**CONSIGNES**
1. D'après le texte sur la conjoncture et les marchés, à partir de quand les indices globaux de l'activité manufacturière se sont-ils stabilisés ?
2. Dressez la liste complète des entreprises nommées dans le texte sur la conjoncture et les marchés.

**TEXTE**

>>>

Pendant près d’un an, les indices globaux mesurant l’activité manufacturière (ndlr: «Global manufacturing PMI») n’ont cessé de se détériorer, avant de se stabiliser à partir de l’automne 2019. Pour autant, cette baisse de l’activité industrielle n’a pas entraîné jusqu’ici le reste de l’économie dans son sillon. Faut-il actuellement voir le verre à moitié vide ou à moitié plein?

Jusqu’à l’automne dernier, j’aurais plutôt vu le verre à moitié vide – maintenant, je le vois davantage à moitié plein. Il s’agit d’une évolution réjouissante. La récession industrielle n’a pas entraîné un effet de contagion sur d’autres secteurs d’activité tels que les services, la construction ou la consommation, comme cela avait été habituellement le cas par le passé.

«Les entreprises hésitent davantage à licencier du personnel
lors de phases de récessions dans l’industrie qu’il y a 10 ou 20 ans.»
Pourquoi cela n’a-t-il pas été le cas cette fois?

Je pense que la bonne tenue du marché du travail en Europe a joué ici un rôle central et a beaucoup contribué à surmonter le passage à vide de la conjoncture dans l’industrie. Les entreprises hésitent davantage à licencier du personnel lors de phases de récessions dans l’industrie qu’il y a dix ou vingt ans. Des sondages effectués en France et en Allemagne ont montré qu’elles sont devenues plus conscientes du fait qu’il est ensuite difficile de retrouver du personnel qualifié lorsque la conjoncture redémarre.

Concernant l’évolution du marché des actions aux Etats-Unis, des données remontant jusqu’au début des années 1960 montrent que la troisième année du mandat présidentiel est généralement la plus favorable. Le meilleur est-il dès lors déjà derrière nous?

Oui, certainement. Toutefois, cela ne veut pas pour autant dire que l’évolution des marchés des actions sera négative. Il faut simplement s’attendre à une progression beaucoup plus modérée des cours des actions, qui sera en ligne avec la croissance des bénéfices des entreprises. Il faut s’attendre à une croissance à un chiffre – non pas à une répétition de la hausse de 2019.

«Il sera alors temps de réduire son engagement dans les valeurs cycliques
et de se replier vers des valeurs plus défensives.»
Les valeurs cycliques ont évolué positivement l’an dernier mais vous conseillez déjà de réfléchir à réduire leur part dans les portefeuilles actions au profit des valeurs défensives. Pourquoi?

On ne dit pas qu’il faut procéder tout de suite à une telle substitution. Simplement, au cas où les objectifs de cours placés sur certaines actions cycliques devaient être rapidement atteints au cours de l’année 2020, il sera alors temps de réduire son engagement dans les valeurs cycliques et de se replier vers des valeurs plus défensives. Typiquement, cela signifie réduire ses positions dans des valeurs cycliques, à l’exemple d’ABB, Adecco ou Caterpillar, et acheter au contraire des titres plus défensifs comme Lindt & Sprüngli, Novartis ou Zurich.

<<<

(Enregistrements de données)
>>>

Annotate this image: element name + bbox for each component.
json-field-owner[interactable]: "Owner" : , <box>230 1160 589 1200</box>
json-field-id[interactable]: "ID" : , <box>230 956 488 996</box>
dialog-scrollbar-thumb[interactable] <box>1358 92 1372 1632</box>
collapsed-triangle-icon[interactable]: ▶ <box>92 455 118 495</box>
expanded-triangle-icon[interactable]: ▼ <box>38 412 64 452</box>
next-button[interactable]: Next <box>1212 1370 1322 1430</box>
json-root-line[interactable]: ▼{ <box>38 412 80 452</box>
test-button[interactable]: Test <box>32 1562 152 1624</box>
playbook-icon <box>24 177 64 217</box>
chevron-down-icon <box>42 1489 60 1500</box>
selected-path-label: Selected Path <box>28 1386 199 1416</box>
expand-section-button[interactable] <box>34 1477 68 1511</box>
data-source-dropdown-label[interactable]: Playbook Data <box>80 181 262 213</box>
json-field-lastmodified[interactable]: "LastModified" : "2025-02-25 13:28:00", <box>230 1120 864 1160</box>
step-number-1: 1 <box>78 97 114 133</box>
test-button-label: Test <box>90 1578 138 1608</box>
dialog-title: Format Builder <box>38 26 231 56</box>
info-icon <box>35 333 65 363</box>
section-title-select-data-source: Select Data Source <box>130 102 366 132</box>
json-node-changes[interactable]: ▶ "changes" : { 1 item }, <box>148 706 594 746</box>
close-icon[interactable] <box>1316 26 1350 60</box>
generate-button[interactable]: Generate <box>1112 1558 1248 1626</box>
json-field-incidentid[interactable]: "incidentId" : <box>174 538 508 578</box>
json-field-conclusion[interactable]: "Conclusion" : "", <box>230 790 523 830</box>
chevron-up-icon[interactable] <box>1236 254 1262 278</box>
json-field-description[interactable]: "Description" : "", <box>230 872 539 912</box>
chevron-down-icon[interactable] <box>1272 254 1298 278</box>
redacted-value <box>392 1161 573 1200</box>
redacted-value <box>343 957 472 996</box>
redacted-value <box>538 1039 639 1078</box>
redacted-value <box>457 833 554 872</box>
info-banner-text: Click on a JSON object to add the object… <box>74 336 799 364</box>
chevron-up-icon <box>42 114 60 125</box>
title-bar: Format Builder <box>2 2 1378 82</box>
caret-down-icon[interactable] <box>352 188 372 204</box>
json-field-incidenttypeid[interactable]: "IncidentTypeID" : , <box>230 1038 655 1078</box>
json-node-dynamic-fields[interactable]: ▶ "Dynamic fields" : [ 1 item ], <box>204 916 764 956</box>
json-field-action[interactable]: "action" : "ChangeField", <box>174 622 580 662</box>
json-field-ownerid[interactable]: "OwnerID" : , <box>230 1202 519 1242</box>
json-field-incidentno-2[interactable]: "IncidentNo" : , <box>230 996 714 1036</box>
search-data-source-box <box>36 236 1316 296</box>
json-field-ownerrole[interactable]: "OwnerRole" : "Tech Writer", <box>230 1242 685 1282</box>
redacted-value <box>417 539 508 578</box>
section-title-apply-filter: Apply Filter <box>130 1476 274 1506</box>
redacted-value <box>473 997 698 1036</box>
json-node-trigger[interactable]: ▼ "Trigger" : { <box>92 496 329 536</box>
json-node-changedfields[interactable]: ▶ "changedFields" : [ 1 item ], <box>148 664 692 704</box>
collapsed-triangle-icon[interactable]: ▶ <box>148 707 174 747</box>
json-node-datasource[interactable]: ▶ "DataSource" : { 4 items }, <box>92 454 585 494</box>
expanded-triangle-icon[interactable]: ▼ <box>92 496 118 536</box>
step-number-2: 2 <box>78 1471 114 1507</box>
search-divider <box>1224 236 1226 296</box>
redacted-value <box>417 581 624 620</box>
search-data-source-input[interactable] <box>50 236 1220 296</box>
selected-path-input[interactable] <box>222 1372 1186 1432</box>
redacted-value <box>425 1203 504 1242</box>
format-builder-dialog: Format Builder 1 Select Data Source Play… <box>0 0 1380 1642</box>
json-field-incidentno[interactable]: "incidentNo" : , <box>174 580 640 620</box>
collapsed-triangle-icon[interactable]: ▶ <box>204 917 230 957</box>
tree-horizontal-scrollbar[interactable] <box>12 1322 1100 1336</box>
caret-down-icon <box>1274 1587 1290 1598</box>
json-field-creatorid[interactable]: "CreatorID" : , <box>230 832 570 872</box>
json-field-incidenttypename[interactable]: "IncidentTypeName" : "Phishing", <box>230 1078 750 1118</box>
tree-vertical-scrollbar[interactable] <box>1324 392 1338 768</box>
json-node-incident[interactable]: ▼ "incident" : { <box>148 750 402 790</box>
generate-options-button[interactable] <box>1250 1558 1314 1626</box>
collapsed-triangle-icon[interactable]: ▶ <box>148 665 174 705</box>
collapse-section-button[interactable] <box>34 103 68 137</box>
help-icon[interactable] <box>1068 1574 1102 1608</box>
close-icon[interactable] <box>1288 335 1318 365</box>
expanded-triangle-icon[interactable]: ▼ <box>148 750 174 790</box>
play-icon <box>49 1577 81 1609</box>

<<<

**CORRIGÉ**
1. À partir de l'automne 2019.

2. ABB, Adecco, Caterpillar, Lindt & Sprüngli, Novartis, Zurich